» Stated exercise
Reproduce all of the data that follows, character for character.

--- Supplied entries ---

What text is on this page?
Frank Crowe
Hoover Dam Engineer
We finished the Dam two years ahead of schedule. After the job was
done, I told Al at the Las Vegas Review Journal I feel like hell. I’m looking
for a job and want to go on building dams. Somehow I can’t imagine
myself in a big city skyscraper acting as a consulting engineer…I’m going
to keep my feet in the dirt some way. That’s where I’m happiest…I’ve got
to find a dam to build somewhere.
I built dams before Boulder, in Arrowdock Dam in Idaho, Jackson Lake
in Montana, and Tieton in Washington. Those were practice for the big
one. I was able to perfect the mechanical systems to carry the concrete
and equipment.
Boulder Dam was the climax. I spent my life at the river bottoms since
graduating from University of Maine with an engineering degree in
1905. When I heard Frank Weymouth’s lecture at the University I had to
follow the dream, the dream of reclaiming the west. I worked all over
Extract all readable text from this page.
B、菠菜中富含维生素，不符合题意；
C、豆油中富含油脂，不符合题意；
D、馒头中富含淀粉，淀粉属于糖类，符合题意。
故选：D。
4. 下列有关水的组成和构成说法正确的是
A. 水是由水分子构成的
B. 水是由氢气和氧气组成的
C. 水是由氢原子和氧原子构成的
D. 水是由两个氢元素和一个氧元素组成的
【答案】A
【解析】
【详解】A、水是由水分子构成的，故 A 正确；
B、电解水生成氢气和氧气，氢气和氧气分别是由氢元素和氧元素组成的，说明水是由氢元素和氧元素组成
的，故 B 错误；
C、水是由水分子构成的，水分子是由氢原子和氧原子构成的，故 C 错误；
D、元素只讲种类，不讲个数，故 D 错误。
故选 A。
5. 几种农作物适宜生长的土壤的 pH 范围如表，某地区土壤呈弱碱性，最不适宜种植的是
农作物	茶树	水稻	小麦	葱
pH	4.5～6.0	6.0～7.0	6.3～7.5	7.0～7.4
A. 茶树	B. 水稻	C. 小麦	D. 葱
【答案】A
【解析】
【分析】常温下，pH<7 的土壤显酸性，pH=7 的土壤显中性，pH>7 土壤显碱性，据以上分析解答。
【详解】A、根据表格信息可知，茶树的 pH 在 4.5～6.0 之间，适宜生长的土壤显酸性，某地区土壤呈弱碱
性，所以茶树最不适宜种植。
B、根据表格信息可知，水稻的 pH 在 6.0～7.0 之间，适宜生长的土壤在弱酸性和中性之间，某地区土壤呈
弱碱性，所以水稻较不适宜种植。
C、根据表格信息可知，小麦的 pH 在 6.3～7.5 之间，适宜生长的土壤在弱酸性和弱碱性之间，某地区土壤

---

» Answer to the task
What text is on this page?
Frank Crowe
Hoover Dam Engineer
We finished the Dam two years ahead of schedule. After the job was
done, I told Al at the Las Vegas Review Journal I feel like hell. I’m looking
for a job and want to go on building dams. Somehow I can’t imagine
myself in a big city skyscraper acting as a consulting engineer…I’m going
to keep my feet in the dirt some way. That’s where I’m happiest…I’ve got
to find a dam to build somewhere.
I built dams before Boulder, in Arrowdock Dam in Idaho, Jackson Lake
in Montana, and Tieton in Washington. Those were practice for the big
one. I was able to perfect the mechanical systems to carry the concrete
and equipment.
Boulder Dam was the climax. I spent my life at the river bottoms since
graduating from University of Maine with an engineering degree in
1905. When I heard Frank Weymouth’s lecture at the University I had to
follow the dream, the dream of reclaiming the west. I worked all over
Extract all readable text from this page.
B、菠菜中富含维生素，不符合题意；
C、豆油中富含油脂，不符合题意；
D、馒头中富含淀粉，淀粉属于糖类，符合题意。
故选：D。
4. 下列有关水的组成和构成说法正确的是
A. 水是由水分子构成的
B. 水是由氢气和氧气组成的
C. 水是由氢原子和氧原子构成的
D. 水是由两个氢元素和一个氧元素组成的
【答案】A
【解析】
【详解】A、水是由水分子构成的，故 A 正确；
B、电解水生成氢气和氧气，氢气和氧气分别是由氢元素和氧元素组成的，说明水是由氢元素和氧元素组成
的，故 B 错误；
C、水是由水分子构成的，水分子是由氢原子和氧原子构成的，故 C 错误；
D、元素只讲种类，不讲个数，故 D 错误。
故选 A。
5. 几种农作物适宜生长的土壤的 pH 范围如表，某地区土壤呈弱碱性，最不适宜种植的是
农作物	茶树	水稻	小麦	葱
pH	4.5～6.0	6.0～7.0	6.3～7.5	7.0～7.4
A. 茶树	B. 水稻	C. 小麦	D. 葱
【答案】A
【解析】
【分析】常温下，pH<7 的土壤显酸性，pH=7 的土壤显中性，pH>7 土壤显碱性，据以上分析解答。
【详解】A、根据表格信息可知，茶树的 pH 在 4.5～6.0 之间，适宜生长的土壤显酸性，某地区土壤呈弱碱
性，所以茶树最不适宜种植。
B、根据表格信息可知，水稻的 pH 在 6.0～7.0 之间，适宜生长的土壤在弱酸性和中性之间，某地区土壤呈
弱碱性，所以水稻较不适宜种植。
C、根据表格信息可知，小麦的 pH 在 6.3～7.5 之间，适宜生长的土壤在弱酸性和弱碱性之间，某地区土壤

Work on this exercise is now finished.